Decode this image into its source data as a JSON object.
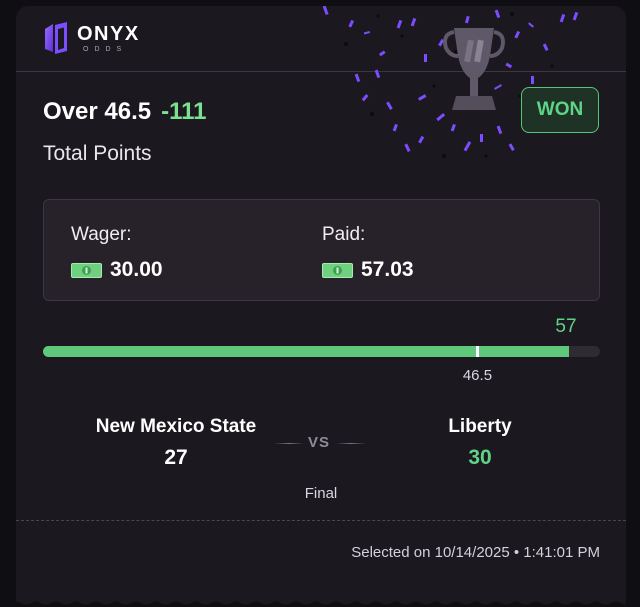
{
  "brand": {
    "name": "ONYX",
    "sub": "ODDS"
  },
  "bet": {
    "selection": "Over 46.5",
    "odds": "-111",
    "market": "Total Points",
    "status": "WON"
  },
  "money": {
    "wager_label": "Wager:",
    "wager_value": "30.00",
    "paid_label": "Paid:",
    "paid_value": "57.03"
  },
  "progress": {
    "current": "57",
    "line": "46.5",
    "current_fraction": 0.945,
    "line_fraction": 0.78
  },
  "game": {
    "home_team": "New Mexico State",
    "home_score": "27",
    "away_team": "Liberty",
    "away_score": "30",
    "vs": "VS",
    "status": "Final"
  },
  "footer": {
    "selected": "Selected on 10/14/2025 • 1:41:01 PM"
  },
  "colors": {
    "accent_green": "#5fd386",
    "brand_purple": "#7c4dff"
  }
}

☆ ☆ ☆ ☆ ☆ ☆ ☆

** What is asked **
Pictures stay out of the copy; please restate every record above exactly.

** Reply to the exercise **
Decode this image into its source data as a JSON object.
{
  "brand": {
    "name": "ONYX",
    "sub": "ODDS"
  },
  "bet": {
    "selection": "Over 46.5",
    "odds": "-111",
    "market": "Total Points",
    "status": "WON"
  },
  "money": {
    "wager_label": "Wager:",
    "wager_value": "30.00",
    "paid_label": "Paid:",
    "paid_value": "57.03"
  },
  "progress": {
    "current": "57",
    "line": "46.5",
    "current_fraction": 0.945,
    "line_fraction": 0.78
  },
  "game": {
    "home_team": "New Mexico State",
    "home_score": "27",
    "away_team": "Liberty",
    "away_score": "30",
    "vs": "VS",
    "status": "Final"
  },
  "footer": {
    "selected": "Selected on 10/14/2025 • 1:41:01 PM"
  },
  "colors": {
    "accent_green": "#5fd386",
    "brand_purple": "#7c4dff"
  }
}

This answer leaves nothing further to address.